◆ EXCERPTED PASSAGE
*-*-*

Project

General

Profile

Using Docker with NOvA Software » History » Version 39

Version 38 (Andrew Norman, 05/18/2018 03:46 PM) → Version 39/48 (Andrew Norman, 05/18/2018 03:48 PM)

{{>toc}}

h1. Using Docker with NOvA Software

Contact *Pengfei* or join *nova-docker* slack channel for any questions.

h2. Step 1. Install OSX Fuse (https://osxfuse.github.io) if you are using macOS. Skip this step for Linux.

h2. Step 2. Install CVMFS

Follow the instructions at https://cernvm.cern.ch/portal/filesystem/quickstart to install CVMFS on macOS or Linux (Window is not supported yet). After installation, please do the following to configure CVMFS properly.

<pre>
sudo wget http://home.fnal.gov/~dingpf/cvmfs.tar.gz
sudo rm -rf /etc/cvmfs/*
sudo tar zxvf cvmfs.tar.gz; sudo mv cvmfs/* /etc/cvmfs/
sudo mkdir /cvmfs/nova.opensciencegrid.org
sudo mkdir /cvmfs/fermilab.opensciencegrid.org
sudo cvmfs_config reload
sudo mount -t cvmfs nova.opensciencegrid.org /cvmfs/nova.opensciencegrid.org
sudo mount -t cvmfs fermilab.opensciencegrid.org /cvmfs/fermilab.opensciencegrid.org
</pre>

Alternatively, [[Using CernVM-FS (CVMFS)|here]] is a Wiki page with more detailed instructions.

h2. Step 3. Install Docker

# For macOS, refer to https://store.docker.com/editions/community/docker-ce-desktop-mac
# after the installation finished, in Docker Preferences, add “/cvmfs” to the “File Sharing” list, click “Apply & Restart” to restart docker.
# For Linux, e.g. Ubuntu please refer to https://docs.docker.com/install/linux/docker-ce/ubuntu/ for installation instructions. You can choose a different Linux distribution from the menu on the left side of this page.

h2. Step 4. Run the docker container

<pre>
docker run --rm -it -v /cvmfs:/cvmfs:cached -v $HOME:/scratch dingpf/slf6.7
</pre>

h2. Step 5. Setup NOvA software environment, e.g.

*-*-*

◆ LISTED ENTRIES
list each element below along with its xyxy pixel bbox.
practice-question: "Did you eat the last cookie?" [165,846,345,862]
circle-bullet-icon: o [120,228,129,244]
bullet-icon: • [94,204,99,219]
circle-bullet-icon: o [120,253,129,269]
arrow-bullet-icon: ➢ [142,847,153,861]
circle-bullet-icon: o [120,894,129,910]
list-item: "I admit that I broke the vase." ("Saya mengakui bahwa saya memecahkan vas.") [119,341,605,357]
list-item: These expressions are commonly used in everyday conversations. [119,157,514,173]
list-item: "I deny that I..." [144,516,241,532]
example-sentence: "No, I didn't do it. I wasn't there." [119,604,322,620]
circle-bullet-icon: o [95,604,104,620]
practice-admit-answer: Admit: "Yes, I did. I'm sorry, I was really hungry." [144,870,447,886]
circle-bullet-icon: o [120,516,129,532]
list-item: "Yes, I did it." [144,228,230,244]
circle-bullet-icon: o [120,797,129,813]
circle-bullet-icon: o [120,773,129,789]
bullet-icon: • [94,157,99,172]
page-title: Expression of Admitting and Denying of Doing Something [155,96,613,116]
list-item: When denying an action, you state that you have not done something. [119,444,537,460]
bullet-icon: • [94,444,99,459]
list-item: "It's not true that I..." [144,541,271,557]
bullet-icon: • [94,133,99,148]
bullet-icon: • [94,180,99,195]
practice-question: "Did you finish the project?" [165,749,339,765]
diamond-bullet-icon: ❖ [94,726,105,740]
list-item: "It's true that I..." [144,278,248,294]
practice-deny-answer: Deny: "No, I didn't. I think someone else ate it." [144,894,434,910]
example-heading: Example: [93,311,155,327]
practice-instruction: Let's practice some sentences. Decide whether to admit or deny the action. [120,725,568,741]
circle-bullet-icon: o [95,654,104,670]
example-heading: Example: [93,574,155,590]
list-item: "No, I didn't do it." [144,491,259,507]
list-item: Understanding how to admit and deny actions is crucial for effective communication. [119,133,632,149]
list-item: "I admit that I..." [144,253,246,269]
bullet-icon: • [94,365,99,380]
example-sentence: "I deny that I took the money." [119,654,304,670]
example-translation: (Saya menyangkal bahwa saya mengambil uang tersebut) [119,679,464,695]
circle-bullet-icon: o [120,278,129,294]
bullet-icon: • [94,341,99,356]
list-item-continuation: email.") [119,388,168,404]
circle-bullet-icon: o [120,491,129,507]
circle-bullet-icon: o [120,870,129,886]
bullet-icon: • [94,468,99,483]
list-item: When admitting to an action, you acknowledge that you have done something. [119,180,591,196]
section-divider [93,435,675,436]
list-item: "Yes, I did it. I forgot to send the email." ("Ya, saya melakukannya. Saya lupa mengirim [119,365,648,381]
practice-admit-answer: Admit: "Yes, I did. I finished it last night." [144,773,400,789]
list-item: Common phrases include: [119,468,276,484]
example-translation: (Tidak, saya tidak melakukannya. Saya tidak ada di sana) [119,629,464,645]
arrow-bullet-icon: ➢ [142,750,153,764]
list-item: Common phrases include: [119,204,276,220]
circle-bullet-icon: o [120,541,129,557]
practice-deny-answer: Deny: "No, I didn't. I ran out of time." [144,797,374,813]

*-*-*

◆ PROBLEM TO SOLVE
On the Docker setup page, what should be added to the "File Sharing" list in Docker Preferences after installing Docker on macOS? Work only from the Docker setup page, not from the data.

◆ ANSWER TO THIS PROBLEM
"/cvmfs"